Task to carry out » Retype the material that follows, keeping every word as it is.

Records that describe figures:

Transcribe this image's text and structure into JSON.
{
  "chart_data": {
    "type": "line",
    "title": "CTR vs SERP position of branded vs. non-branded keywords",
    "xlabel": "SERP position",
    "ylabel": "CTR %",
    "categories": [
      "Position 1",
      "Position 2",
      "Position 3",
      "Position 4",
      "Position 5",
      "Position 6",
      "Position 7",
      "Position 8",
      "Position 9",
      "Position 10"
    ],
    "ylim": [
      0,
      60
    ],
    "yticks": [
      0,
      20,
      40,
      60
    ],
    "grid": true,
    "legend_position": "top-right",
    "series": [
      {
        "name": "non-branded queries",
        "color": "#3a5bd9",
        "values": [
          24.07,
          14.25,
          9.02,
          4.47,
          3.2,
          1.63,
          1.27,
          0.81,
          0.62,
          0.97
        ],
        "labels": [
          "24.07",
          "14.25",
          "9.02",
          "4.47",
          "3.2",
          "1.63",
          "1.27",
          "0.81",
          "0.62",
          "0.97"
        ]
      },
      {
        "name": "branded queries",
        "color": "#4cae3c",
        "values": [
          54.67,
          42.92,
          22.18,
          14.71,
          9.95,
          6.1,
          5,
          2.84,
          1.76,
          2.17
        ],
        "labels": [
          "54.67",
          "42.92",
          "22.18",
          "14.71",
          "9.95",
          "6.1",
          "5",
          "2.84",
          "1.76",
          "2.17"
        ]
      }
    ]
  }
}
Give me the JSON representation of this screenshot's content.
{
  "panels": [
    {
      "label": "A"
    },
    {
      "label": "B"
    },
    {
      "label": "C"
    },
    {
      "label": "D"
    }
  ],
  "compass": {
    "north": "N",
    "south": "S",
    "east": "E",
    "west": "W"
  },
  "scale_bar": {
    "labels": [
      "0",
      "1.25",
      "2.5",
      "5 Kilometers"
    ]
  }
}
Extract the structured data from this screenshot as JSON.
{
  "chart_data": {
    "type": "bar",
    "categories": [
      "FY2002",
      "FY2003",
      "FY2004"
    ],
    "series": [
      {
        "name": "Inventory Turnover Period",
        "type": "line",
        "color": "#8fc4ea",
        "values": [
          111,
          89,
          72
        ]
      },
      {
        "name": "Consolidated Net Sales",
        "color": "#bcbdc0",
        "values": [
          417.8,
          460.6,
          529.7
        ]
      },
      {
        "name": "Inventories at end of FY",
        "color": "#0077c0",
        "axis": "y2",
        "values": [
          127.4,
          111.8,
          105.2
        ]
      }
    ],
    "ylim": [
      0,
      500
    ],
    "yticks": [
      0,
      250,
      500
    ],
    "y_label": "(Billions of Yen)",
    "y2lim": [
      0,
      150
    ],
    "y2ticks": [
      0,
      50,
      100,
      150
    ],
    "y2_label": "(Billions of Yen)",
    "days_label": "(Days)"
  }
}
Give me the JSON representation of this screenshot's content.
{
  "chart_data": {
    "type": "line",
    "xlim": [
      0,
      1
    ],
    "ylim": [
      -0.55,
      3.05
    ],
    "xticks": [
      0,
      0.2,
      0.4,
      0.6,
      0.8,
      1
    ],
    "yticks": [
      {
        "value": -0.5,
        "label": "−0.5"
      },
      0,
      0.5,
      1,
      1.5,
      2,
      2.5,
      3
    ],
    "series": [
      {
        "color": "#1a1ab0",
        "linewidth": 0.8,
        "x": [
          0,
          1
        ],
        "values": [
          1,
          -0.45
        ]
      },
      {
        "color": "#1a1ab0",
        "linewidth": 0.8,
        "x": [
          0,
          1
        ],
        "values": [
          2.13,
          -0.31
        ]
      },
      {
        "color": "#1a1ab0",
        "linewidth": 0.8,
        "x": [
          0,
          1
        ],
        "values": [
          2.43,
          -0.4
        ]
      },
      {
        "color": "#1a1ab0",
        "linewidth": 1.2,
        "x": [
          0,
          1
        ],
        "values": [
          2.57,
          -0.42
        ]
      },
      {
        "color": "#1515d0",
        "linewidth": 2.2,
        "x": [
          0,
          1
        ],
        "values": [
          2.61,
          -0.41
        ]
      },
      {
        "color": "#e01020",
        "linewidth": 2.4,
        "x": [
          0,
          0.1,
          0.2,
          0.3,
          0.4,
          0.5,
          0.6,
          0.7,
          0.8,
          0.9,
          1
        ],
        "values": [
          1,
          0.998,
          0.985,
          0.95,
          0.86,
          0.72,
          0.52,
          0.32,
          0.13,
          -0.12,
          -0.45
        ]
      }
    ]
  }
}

Final result »
Transcribe this image's text and structure into JSON.
{
  "chart_data": {
    "type": "line",
    "title": "CTR vs SERP position of branded vs. non-branded keywords",
    "xlabel": "SERP position",
    "ylabel": "CTR %",
    "categories": [
      "Position 1",
      "Position 2",
      "Position 3",
      "Position 4",
      "Position 5",
      "Position 6",
      "Position 7",
      "Position 8",
      "Position 9",
      "Position 10"
    ],
    "ylim": [
      0,
      60
    ],
    "yticks": [
      0,
      20,
      40,
      60
    ],
    "grid": true,
    "legend_position": "top-right",
    "series": [
      {
        "name": "non-branded queries",
        "color": "#3a5bd9",
        "values": [
          24.07,
          14.25,
          9.02,
          4.47,
          3.2,
          1.63,
          1.27,
          0.81,
          0.62,
          0.97
        ],
        "labels": [
          "24.07",
          "14.25",
          "9.02",
          "4.47",
          "3.2",
          "1.63",
          "1.27",
          "0.81",
          "0.62",
          "0.97"
        ]
      },
      {
        "name": "branded queries",
        "color": "#4cae3c",
        "values": [
          54.67,
          42.92,
          22.18,
          14.71,
          9.95,
          6.1,
          5,
          2.84,
          1.76,
          2.17
        ],
        "labels": [
          "54.67",
          "42.92",
          "22.18",
          "14.71",
          "9.95",
          "6.1",
          "5",
          "2.84",
          "1.76",
          "2.17"
        ]
      }
    ]
  }
}
Give me the JSON representation of this screenshot's content.
{
  "panels": [
    {
      "label": "A"
    },
    {
      "label": "B"
    },
    {
      "label": "C"
    },
    {
      "label": "D"
    }
  ],
  "compass": {
    "north": "N",
    "south": "S",
    "east": "E",
    "west": "W"
  },
  "scale_bar": {
    "labels": [
      "0",
      "1.25",
      "2.5",
      "5 Kilometers"
    ]
  }
}
Extract the structured data from this screenshot as JSON.
{
  "chart_data": {
    "type": "bar",
    "categories": [
      "FY2002",
      "FY2003",
      "FY2004"
    ],
    "series": [
      {
        "name": "Inventory Turnover Period",
        "type": "line",
        "color": "#8fc4ea",
        "values": [
          111,
          89,
          72
        ]
      },
      {
        "name": "Consolidated Net Sales",
        "color": "#bcbdc0",
        "values": [
          417.8,
          460.6,
          529.7
        ]
      },
      {
        "name": "Inventories at end of FY",
        "color": "#0077c0",
        "axis": "y2",
        "values": [
          127.4,
          111.8,
          105.2
        ]
      }
    ],
    "ylim": [
      0,
      500
    ],
    "yticks": [
      0,
      250,
      500
    ],
    "y_label": "(Billions of Yen)",
    "y2lim": [
      0,
      150
    ],
    "y2ticks": [
      0,
      50,
      100,
      150
    ],
    "y2_label": "(Billions of Yen)",
    "days_label": "(Days)"
  }
}
Give me the JSON representation of this screenshot's content.
{
  "chart_data": {
    "type": "line",
    "xlim": [
      0,
      1
    ],
    "ylim": [
      -0.55,
      3.05
    ],
    "xticks": [
      0,
      0.2,
      0.4,
      0.6,
      0.8,
      1
    ],
    "yticks": [
      {
        "value": -0.5,
        "label": "−0.5"
      },
      0,
      0.5,
      1,
      1.5,
      2,
      2.5,
      3
    ],
    "series": [
      {
        "color": "#1a1ab0",
        "linewidth": 0.8,
        "x": [
          0,
          1
        ],
        "values": [
          1,
          -0.45
        ]
      },
      {
        "color": "#1a1ab0",
        "linewidth": 0.8,
        "x": [
          0,
          1
        ],
        "values": [
          2.13,
          -0.31
        ]
      },
      {
        "color": "#1a1ab0",
        "linewidth": 0.8,
        "x": [
          0,
          1
        ],
        "values": [
          2.43,
          -0.4
        ]
      },
      {
        "color": "#1a1ab0",
        "linewidth": 1.2,
        "x": [
          0,
          1
        ],
        "values": [
          2.57,
          -0.42
        ]
      },
      {
        "color": "#1515d0",
        "linewidth": 2.2,
        "x": [
          0,
          1
        ],
        "values": [
          2.61,
          -0.41
        ]
      },
      {
        "color": "#e01020",
        "linewidth": 2.4,
        "x": [
          0,
          0.1,
          0.2,
          0.3,
          0.4,
          0.5,
          0.6,
          0.7,
          0.8,
          0.9,
          1
        ],
        "values": [
          1,
          0.998,
          0.985,
          0.95,
          0.86,
          0.72,
          0.52,
          0.32,
          0.13,
          -0.12,
          -0.45
        ]
      }
    ]
  }
}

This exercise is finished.